* Direction *
Reply with one number: how many lines contain the word "liệu".

Records:
-=-=-

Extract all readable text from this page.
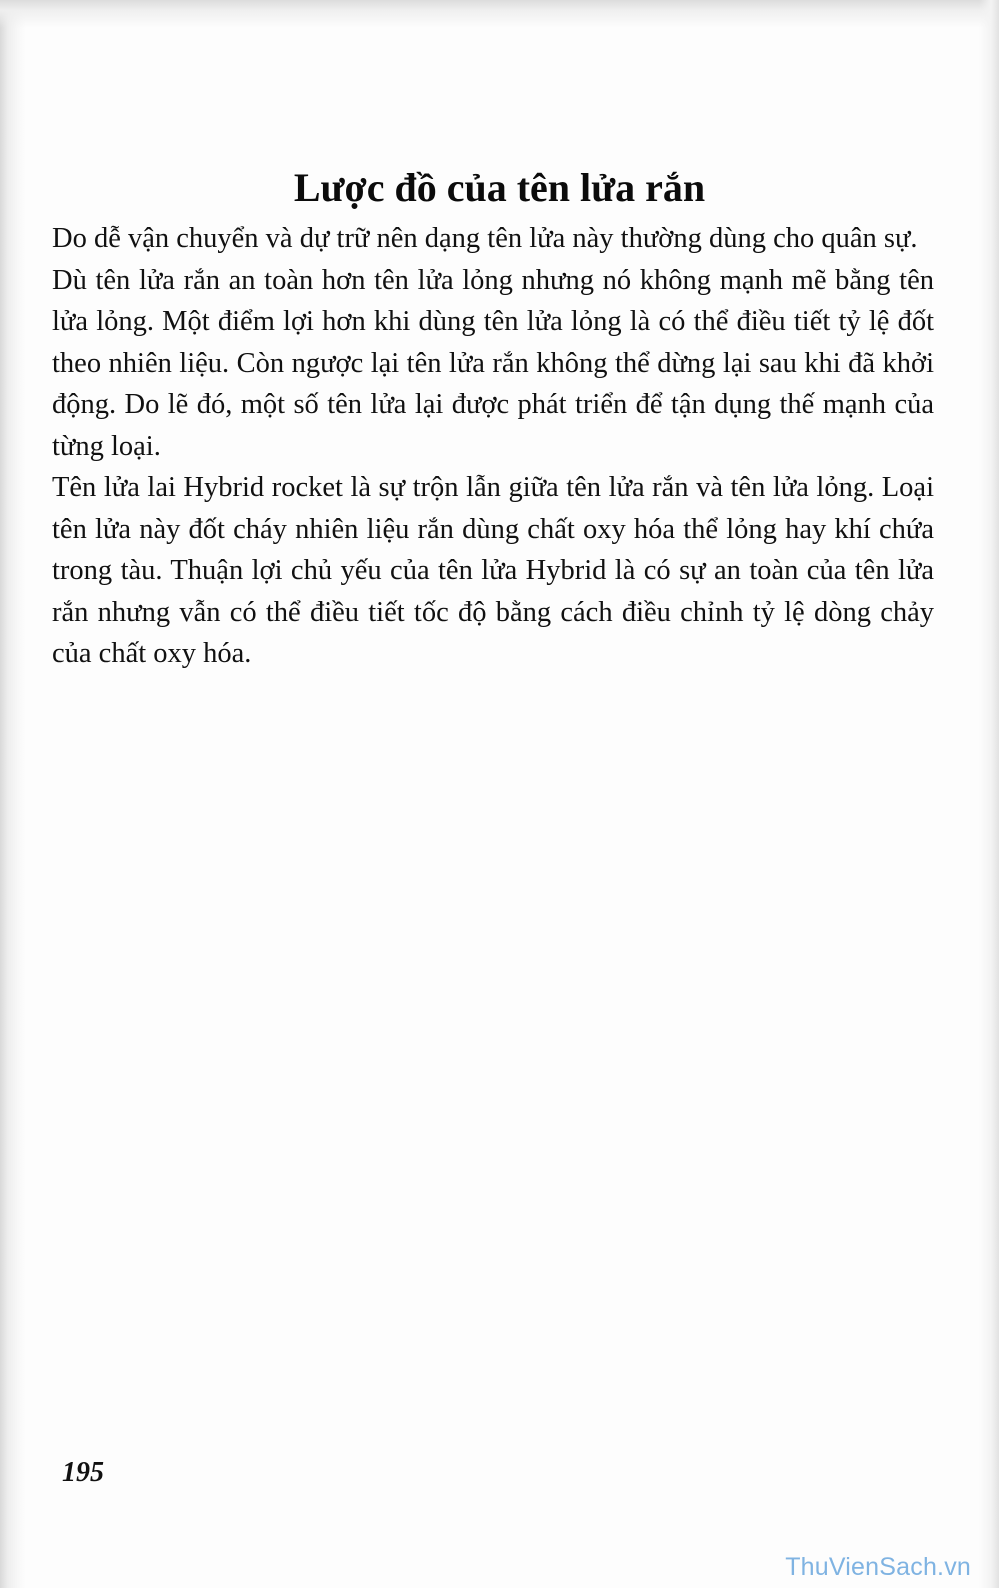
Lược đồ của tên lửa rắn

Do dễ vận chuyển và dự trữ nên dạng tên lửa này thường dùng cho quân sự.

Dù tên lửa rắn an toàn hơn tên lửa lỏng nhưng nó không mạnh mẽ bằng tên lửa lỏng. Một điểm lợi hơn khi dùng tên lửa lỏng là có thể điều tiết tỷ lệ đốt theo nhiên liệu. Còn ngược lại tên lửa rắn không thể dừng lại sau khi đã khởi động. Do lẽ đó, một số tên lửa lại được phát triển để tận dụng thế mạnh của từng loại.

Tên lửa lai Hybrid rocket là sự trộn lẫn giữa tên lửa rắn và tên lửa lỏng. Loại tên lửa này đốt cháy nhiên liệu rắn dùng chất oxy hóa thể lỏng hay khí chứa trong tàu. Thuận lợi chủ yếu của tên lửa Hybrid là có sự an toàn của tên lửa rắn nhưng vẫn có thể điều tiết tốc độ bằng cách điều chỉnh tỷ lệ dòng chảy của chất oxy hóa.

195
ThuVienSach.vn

-=-=-

* Solution for this task *
2